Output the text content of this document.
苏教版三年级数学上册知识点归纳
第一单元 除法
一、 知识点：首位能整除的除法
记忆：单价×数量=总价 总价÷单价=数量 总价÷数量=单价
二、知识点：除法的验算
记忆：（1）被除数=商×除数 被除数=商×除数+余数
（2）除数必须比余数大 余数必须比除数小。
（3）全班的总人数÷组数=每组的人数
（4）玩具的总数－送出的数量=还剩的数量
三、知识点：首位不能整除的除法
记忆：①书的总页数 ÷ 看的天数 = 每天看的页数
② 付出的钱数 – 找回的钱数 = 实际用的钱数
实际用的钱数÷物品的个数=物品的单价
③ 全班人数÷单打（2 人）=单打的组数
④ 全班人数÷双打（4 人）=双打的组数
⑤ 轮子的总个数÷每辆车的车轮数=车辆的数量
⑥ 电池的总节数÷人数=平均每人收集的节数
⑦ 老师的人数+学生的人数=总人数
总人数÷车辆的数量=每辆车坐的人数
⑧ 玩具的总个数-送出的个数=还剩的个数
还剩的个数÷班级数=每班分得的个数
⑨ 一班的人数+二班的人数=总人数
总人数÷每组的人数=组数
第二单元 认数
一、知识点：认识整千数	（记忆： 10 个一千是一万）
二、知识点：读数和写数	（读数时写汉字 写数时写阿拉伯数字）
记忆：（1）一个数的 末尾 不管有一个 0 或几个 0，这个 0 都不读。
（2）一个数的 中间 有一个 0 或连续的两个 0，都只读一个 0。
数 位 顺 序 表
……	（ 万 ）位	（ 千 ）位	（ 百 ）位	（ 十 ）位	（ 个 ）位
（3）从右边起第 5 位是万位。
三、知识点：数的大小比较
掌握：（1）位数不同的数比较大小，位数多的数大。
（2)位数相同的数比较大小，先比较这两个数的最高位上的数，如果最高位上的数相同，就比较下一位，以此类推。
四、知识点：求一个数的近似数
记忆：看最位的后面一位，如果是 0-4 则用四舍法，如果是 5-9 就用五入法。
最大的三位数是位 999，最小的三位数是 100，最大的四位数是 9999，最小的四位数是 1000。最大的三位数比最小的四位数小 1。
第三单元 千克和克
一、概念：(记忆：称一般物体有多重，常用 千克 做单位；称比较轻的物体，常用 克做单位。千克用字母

_____

**Your task**
Extract the whole listing, character for character.

**Output below**
Output the text content of this document.
苏教版三年级数学上册知识点归纳
第一单元 除法
一、 知识点：首位能整除的除法
记忆：单价×数量=总价 总价÷单价=数量 总价÷数量=单价
二、知识点：除法的验算
记忆：（1）被除数=商×除数 被除数=商×除数+余数
（2）除数必须比余数大 余数必须比除数小。
（3）全班的总人数÷组数=每组的人数
（4）玩具的总数－送出的数量=还剩的数量
三、知识点：首位不能整除的除法
记忆：①书的总页数 ÷ 看的天数 = 每天看的页数
② 付出的钱数 – 找回的钱数 = 实际用的钱数
实际用的钱数÷物品的个数=物品的单价
③ 全班人数÷单打（2 人）=单打的组数
④ 全班人数÷双打（4 人）=双打的组数
⑤ 轮子的总个数÷每辆车的车轮数=车辆的数量
⑥ 电池的总节数÷人数=平均每人收集的节数
⑦ 老师的人数+学生的人数=总人数
总人数÷车辆的数量=每辆车坐的人数
⑧ 玩具的总个数-送出的个数=还剩的个数
还剩的个数÷班级数=每班分得的个数
⑨ 一班的人数+二班的人数=总人数
总人数÷每组的人数=组数
第二单元 认数
一、知识点：认识整千数	（记忆： 10 个一千是一万）
二、知识点：读数和写数	（读数时写汉字 写数时写阿拉伯数字）
记忆：（1）一个数的 末尾 不管有一个 0 或几个 0，这个 0 都不读。
（2）一个数的 中间 有一个 0 或连续的两个 0，都只读一个 0。
数 位 顺 序 表
……	（ 万 ）位	（ 千 ）位	（ 百 ）位	（ 十 ）位	（ 个 ）位
（3）从右边起第 5 位是万位。
三、知识点：数的大小比较
掌握：（1）位数不同的数比较大小，位数多的数大。
（2)位数相同的数比较大小，先比较这两个数的最高位上的数，如果最高位上的数相同，就比较下一位，以此类推。
四、知识点：求一个数的近似数
记忆：看最位的后面一位，如果是 0-4 则用四舍法，如果是 5-9 就用五入法。
最大的三位数是位 999，最小的三位数是 100，最大的四位数是 9999，最小的四位数是 1000。最大的三位数比最小的四位数小 1。
第三单元 千克和克
一、概念：(记忆：称一般物体有多重，常用 千克 做单位；称比较轻的物体，常用 克做单位。千克用字母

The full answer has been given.